• **Your goal**:
Emit the data below verbatim, stripping out any pictures.

>> start Recorded information

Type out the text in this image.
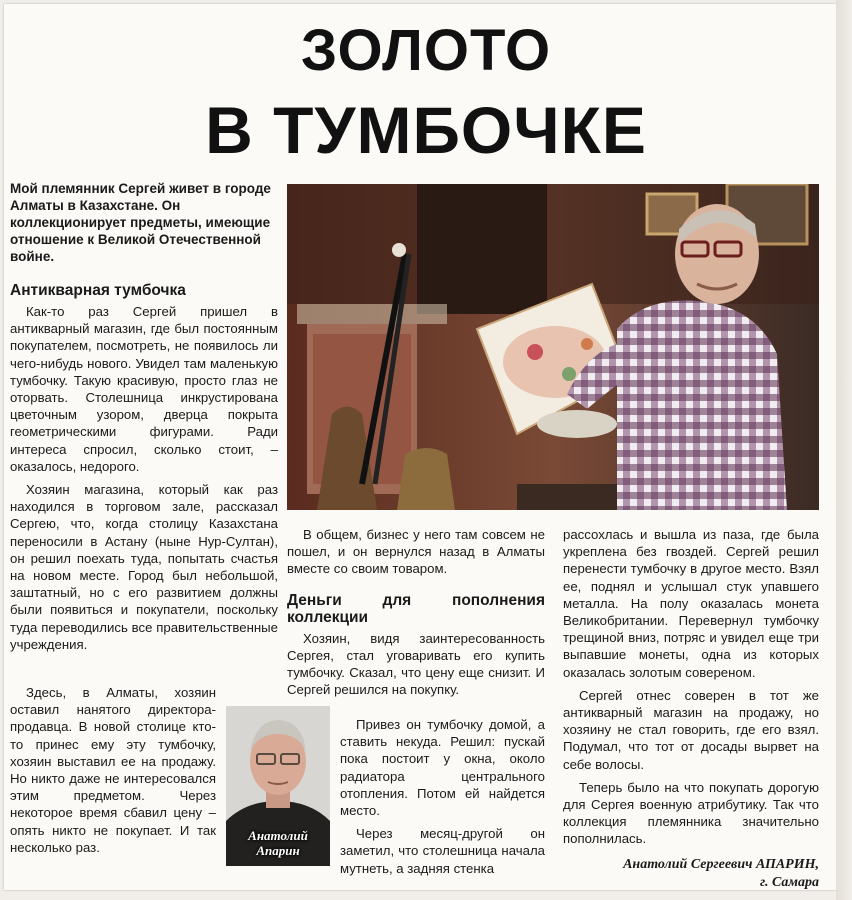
ЗОЛОТО
В ТУМБОЧКЕ
Мой племянник Сергей живет в городе Алматы в Казахстане. Он коллекционирует предметы, имеющие отношение к Великой Отечественной войне.
Антикварная тумбочка

Как-то раз Сергей пришел в антикварный магазин, где был постоянным покупателем, посмотреть, не появилось ли чего-нибудь нового. Увидел там маленькую тумбочку. Такую красивую, просто глаз не оторвать. Столешница инкрустирована цветочным узором, дверца покрыта геометрическими фигурами. Ради интереса спросил, сколько стоит, – оказалось, недорого.

Хозяин магазина, который как раз находился в торговом зале, рассказал Сергею, что, когда столицу Казахстана переносили в Астану (ныне Нур-Султан), он решил поехать туда, попытать счастья на новом месте. Город был небольшой, заштатный, но с его развитием должны были появиться и покупатели, поскольку туда переводились все правительственные учреждения.

Здесь, в Алматы, хозяин оставил нанятого директора-продавца. В новой столице кто-то принес ему эту тумбочку, хозяин выставил ее на продажу. Но никто даже не интересовался этим предметом. Через некоторое время сбавил цену – опять никто не покупает. И так несколько раз.

В общем, бизнес у него там совсем не пошел, и он вернулся назад в Алматы вместе со своим товаром.

Деньги для пополнения коллекции

Хозяин, видя заинтересованность Сергея, стал уговаривать его купить тумбочку. Сказал, что цену еще снизит. И Сергей решился на покупку.

Привез он тумбочку домой, а ставить некуда. Решил: пускай пока постоит у окна, около радиатора центрального отопления. Потом ей найдется место.

Через месяц-другой он заметил, что столешница начала мутнеть, а задняя стенка

Анатолий
Апарин

рассохлась и вышла из паза, где была укреплена без гвоздей. Сергей решил перенести тумбочку в другое место. Взял ее, поднял и услышал стук упавшего металла. На полу оказалась монета Великобритании. Перевернул тумбочку трещиной вниз, потряс и увидел еще три выпавшие монеты, одна из которых оказалась золотым совереном.

Сергей отнес соверен в тот же антикварный магазин на продажу, но хозяину не стал говорить, где его взял. Подумал, что тот от досады вырвет на себе волосы.

Теперь было на что покупать дорогую для Сергея военную атрибутику. Так что коллекция племянника значительно пополнилась.

Анатолий Сергеевич АПАРИН,
г. Самара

>> end Recorded information

• **Reply**:
Type out the text in this image.
ЗОЛОТО
В ТУМБОЧКЕ
Мой племянник Сергей живет в городе Алматы в Казахстане. Он коллекционирует предметы, имеющие отношение к Великой Отечественной войне.
Антикварная тумбочка

Как-то раз Сергей пришел в антикварный магазин, где был постоянным покупателем, посмотреть, не появилось ли чего-нибудь нового. Увидел там маленькую тумбочку. Такую красивую, просто глаз не оторвать. Столешница инкрустирована цветочным узором, дверца покрыта геометрическими фигурами. Ради интереса спросил, сколько стоит, – оказалось, недорого.

Хозяин магазина, который как раз находился в торговом зале, рассказал Сергею, что, когда столицу Казахстана переносили в Астану (ныне Нур-Султан), он решил поехать туда, попытать счастья на новом месте. Город был небольшой, заштатный, но с его развитием должны были появиться и покупатели, поскольку туда переводились все правительственные учреждения.

Здесь, в Алматы, хозяин оставил нанятого директора-продавца. В новой столице кто-то принес ему эту тумбочку, хозяин выставил ее на продажу. Но никто даже не интересовался этим предметом. Через некоторое время сбавил цену – опять никто не покупает. И так несколько раз.

В общем, бизнес у него там совсем не пошел, и он вернулся назад в Алматы вместе со своим товаром.

Деньги для пополнения коллекции

Хозяин, видя заинтересованность Сергея, стал уговаривать его купить тумбочку. Сказал, что цену еще снизит. И Сергей решился на покупку.

Привез он тумбочку домой, а ставить некуда. Решил: пускай пока постоит у окна, около радиатора центрального отопления. Потом ей найдется место.

Через месяц-другой он заметил, что столешница начала мутнеть, а задняя стенка

Анатолий
Апарин

рассохлась и вышла из паза, где была укреплена без гвоздей. Сергей решил перенести тумбочку в другое место. Взял ее, поднял и услышал стук упавшего металла. На полу оказалась монета Великобритании. Перевернул тумбочку трещиной вниз, потряс и увидел еще три выпавшие монеты, одна из которых оказалась золотым совереном.

Сергей отнес соверен в тот же антикварный магазин на продажу, но хозяину не стал говорить, где его взял. Подумал, что тот от досады вырвет на себе волосы.

Теперь было на что покупать дорогую для Сергея военную атрибутику. Так что коллекция племянника значительно пополнилась.

Анатолий Сергеевич АПАРИН,
г. Самара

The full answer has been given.